__LISTING__.

---

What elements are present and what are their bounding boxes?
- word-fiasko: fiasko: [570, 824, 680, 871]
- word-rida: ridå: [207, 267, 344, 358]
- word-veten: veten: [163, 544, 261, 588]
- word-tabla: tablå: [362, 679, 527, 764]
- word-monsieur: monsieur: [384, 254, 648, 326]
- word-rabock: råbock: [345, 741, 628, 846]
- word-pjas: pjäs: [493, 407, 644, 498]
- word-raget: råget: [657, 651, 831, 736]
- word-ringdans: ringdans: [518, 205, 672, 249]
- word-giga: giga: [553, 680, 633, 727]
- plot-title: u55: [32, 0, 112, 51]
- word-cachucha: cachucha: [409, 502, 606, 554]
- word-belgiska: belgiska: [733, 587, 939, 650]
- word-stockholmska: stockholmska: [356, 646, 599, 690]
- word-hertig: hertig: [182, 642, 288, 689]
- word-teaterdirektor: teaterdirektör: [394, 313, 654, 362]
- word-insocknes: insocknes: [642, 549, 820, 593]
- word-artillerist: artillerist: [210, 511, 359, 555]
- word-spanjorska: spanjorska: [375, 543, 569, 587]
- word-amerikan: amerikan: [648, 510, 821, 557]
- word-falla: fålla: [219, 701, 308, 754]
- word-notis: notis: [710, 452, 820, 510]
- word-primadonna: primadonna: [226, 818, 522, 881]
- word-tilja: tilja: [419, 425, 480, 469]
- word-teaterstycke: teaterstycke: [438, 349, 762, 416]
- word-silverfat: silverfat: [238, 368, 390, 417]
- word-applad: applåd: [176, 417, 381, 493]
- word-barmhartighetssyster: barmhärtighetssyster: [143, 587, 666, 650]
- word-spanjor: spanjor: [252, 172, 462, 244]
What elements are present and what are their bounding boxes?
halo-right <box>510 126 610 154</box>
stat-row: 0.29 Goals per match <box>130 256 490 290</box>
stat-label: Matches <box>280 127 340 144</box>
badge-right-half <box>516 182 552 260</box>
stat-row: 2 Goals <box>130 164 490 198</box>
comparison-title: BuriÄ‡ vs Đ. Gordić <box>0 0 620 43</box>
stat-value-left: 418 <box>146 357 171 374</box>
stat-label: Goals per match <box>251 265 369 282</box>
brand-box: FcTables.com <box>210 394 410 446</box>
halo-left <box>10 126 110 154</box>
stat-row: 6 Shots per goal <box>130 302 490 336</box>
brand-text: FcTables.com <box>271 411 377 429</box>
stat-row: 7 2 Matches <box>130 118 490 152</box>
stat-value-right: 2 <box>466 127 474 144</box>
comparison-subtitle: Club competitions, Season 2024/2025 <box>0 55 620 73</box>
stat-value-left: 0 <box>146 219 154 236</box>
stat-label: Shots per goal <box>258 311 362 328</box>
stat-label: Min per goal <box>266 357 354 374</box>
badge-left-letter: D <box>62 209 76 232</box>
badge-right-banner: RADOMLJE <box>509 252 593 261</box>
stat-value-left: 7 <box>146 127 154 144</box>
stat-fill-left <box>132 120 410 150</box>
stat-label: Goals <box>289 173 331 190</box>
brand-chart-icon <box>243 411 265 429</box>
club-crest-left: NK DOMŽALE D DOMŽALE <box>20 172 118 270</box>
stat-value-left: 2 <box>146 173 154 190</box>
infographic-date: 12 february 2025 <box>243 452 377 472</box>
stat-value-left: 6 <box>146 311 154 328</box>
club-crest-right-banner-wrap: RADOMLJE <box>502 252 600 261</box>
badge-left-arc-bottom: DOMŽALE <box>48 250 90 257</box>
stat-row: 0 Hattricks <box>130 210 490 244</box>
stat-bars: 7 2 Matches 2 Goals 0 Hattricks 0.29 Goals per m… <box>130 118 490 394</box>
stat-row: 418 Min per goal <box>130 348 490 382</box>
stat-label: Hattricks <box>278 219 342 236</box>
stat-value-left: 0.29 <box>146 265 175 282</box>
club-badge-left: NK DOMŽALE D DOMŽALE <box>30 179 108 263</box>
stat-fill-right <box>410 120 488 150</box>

---

__EXERCISE PROMPT__.
Recast the material as a Markdown table, starting with its first line and going on through the line containing "- word-insocknes: insocknes: [642, 549, 820, 593]". Use a column named Row for the row number and a column named Line for the line, and leave out blank lines.

__SOLUTION TO THE PROBLEM__.
| Row | Line |
|---|---|
| 1 | What elements are present and what are their bounding boxes? |
| 2 | - word-fiasko: fiasko: [570, 824, 680, 871] |
| 3 | - word-rida: ridå: [207, 267, 344, 358] |
| 4 | - word-veten: veten: [163, 544, 261, 588] |
| 5 | - word-tabla: tablå: [362, 679, 527, 764] |
| 6 | - word-monsieur: monsieur: [384, 254, 648, 326] |
| 7 | - word-rabock: råbock: [345, 741, 628, 846] |
| 8 | - word-pjas: pjäs: [493, 407, 644, 498] |
| 9 | - word-raget: råget: [657, 651, 831, 736] |
| 10 | - word-ringdans: ringdans: [518, 205, 672, 249] |
| 11 | - word-giga: giga: [553, 680, 633, 727] |
| 12 | - plot-title: u55: [32, 0, 112, 51] |
| 13 | - word-cachucha: cachucha: [409, 502, 606, 554] |
| 14 | - word-belgiska: belgiska: [733, 587, 939, 650] |
| 15 | - word-stockholmska: stockholmska: [356, 646, 599, 690] |
| 16 | - word-hertig: hertig: [182, 642, 288, 689] |
| 17 | - word-teaterdirektor: teaterdirektör: [394, 313, 654, 362] |
| 18 | - word-insocknes: insocknes: [642, 549, 820, 593] |